Find how many lines of the listing below include the word "this", then report the number by itself.

— start —

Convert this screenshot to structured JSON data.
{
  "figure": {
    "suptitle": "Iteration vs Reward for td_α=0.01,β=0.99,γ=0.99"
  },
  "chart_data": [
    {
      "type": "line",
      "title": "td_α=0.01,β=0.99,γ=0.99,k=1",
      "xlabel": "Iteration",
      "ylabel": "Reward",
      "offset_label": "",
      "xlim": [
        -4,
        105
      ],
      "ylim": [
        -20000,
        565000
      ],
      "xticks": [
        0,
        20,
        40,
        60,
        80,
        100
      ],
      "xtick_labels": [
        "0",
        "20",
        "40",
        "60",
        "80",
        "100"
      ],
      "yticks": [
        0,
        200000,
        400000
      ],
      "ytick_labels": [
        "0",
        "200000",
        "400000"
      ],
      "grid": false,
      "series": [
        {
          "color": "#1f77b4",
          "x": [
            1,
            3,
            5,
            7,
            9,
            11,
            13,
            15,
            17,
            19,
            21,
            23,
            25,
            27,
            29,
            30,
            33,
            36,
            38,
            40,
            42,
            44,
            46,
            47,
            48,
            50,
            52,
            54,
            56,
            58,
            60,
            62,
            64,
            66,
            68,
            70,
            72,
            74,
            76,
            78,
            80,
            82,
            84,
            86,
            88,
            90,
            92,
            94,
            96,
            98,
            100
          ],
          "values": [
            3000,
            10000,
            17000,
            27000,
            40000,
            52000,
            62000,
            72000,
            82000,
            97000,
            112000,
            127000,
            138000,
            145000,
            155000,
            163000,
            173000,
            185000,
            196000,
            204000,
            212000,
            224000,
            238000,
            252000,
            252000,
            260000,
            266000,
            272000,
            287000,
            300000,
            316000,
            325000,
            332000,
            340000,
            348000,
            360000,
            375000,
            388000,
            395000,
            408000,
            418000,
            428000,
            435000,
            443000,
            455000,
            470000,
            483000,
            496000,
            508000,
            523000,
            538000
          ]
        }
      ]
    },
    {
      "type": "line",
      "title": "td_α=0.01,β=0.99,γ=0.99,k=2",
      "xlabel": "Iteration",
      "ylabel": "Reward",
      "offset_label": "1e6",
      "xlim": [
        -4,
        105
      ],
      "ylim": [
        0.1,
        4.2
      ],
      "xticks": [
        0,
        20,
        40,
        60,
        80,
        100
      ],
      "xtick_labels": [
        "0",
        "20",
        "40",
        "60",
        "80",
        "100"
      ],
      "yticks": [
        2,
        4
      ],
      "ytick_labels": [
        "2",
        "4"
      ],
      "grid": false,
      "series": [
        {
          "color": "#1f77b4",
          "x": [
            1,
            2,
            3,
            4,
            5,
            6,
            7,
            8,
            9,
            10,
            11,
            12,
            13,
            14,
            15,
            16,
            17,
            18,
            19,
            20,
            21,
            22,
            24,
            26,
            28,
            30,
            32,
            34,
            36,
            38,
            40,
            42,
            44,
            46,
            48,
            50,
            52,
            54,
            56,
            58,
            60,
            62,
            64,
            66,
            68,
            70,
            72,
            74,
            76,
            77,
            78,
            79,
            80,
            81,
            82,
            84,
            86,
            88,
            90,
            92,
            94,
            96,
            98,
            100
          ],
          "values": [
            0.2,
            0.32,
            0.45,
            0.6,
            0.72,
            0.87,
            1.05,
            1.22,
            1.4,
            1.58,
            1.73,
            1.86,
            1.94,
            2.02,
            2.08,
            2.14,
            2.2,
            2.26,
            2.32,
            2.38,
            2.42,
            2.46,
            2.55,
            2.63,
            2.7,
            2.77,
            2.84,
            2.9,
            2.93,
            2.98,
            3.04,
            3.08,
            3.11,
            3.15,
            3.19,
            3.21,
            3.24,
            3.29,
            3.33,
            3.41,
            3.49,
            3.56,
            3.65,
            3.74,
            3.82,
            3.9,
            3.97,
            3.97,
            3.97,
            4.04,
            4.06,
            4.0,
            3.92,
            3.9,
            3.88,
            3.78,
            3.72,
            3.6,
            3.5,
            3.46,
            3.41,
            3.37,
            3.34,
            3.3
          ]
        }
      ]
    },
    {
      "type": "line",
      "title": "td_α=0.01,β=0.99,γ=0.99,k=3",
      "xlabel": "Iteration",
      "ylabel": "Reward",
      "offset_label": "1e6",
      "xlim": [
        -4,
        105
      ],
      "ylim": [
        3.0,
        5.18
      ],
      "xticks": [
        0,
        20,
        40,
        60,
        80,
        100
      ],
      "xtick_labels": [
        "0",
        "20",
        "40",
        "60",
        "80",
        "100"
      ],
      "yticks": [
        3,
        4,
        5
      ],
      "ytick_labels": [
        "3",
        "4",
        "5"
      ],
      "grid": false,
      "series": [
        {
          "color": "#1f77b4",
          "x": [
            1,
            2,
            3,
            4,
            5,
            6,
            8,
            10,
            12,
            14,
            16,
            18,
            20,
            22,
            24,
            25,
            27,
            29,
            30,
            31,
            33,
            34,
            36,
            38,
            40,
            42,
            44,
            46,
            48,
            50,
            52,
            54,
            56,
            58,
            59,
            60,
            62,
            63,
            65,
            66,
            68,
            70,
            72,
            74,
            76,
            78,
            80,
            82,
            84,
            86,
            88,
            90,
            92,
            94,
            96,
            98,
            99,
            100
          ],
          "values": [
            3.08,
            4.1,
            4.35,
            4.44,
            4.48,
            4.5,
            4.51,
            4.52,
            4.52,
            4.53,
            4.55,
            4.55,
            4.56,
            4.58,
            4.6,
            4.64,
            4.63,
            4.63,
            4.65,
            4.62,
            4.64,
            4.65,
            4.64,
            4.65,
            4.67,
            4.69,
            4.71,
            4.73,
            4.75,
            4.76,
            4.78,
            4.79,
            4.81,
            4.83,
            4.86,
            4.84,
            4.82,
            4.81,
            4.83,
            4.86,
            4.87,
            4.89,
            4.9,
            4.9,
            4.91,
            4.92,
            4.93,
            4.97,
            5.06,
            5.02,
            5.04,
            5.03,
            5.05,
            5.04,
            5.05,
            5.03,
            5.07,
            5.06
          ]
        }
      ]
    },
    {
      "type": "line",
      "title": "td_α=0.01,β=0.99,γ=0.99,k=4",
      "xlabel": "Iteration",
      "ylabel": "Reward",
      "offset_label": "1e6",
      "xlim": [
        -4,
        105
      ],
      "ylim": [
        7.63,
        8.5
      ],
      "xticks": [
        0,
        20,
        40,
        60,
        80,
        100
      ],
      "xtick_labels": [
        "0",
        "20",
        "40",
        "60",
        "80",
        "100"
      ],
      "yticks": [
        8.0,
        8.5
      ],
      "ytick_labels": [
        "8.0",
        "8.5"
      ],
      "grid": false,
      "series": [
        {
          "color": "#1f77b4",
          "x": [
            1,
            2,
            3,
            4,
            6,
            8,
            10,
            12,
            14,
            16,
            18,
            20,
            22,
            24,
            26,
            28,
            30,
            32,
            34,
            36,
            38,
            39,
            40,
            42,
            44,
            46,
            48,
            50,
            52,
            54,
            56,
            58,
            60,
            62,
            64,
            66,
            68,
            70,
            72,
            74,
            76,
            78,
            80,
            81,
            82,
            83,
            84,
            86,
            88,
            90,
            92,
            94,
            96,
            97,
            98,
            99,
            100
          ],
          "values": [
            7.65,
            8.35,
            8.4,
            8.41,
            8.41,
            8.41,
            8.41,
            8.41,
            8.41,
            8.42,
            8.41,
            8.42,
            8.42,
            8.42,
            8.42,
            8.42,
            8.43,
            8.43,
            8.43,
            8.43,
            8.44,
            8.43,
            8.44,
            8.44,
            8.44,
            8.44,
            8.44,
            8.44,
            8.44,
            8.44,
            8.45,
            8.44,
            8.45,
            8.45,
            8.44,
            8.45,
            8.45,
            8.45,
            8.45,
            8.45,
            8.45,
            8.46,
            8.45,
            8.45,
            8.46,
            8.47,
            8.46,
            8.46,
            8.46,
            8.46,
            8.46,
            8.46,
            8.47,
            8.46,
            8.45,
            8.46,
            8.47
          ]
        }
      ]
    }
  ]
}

— end —
— start —

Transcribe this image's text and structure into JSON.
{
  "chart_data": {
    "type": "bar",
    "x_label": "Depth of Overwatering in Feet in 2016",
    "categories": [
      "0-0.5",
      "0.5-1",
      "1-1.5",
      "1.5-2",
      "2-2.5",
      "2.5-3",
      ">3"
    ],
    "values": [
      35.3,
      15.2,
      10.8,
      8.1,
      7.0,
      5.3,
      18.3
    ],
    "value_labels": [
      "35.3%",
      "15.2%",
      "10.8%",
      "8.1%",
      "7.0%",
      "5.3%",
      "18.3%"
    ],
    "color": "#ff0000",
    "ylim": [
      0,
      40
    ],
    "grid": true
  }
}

— end —

### FULL ANSWER
2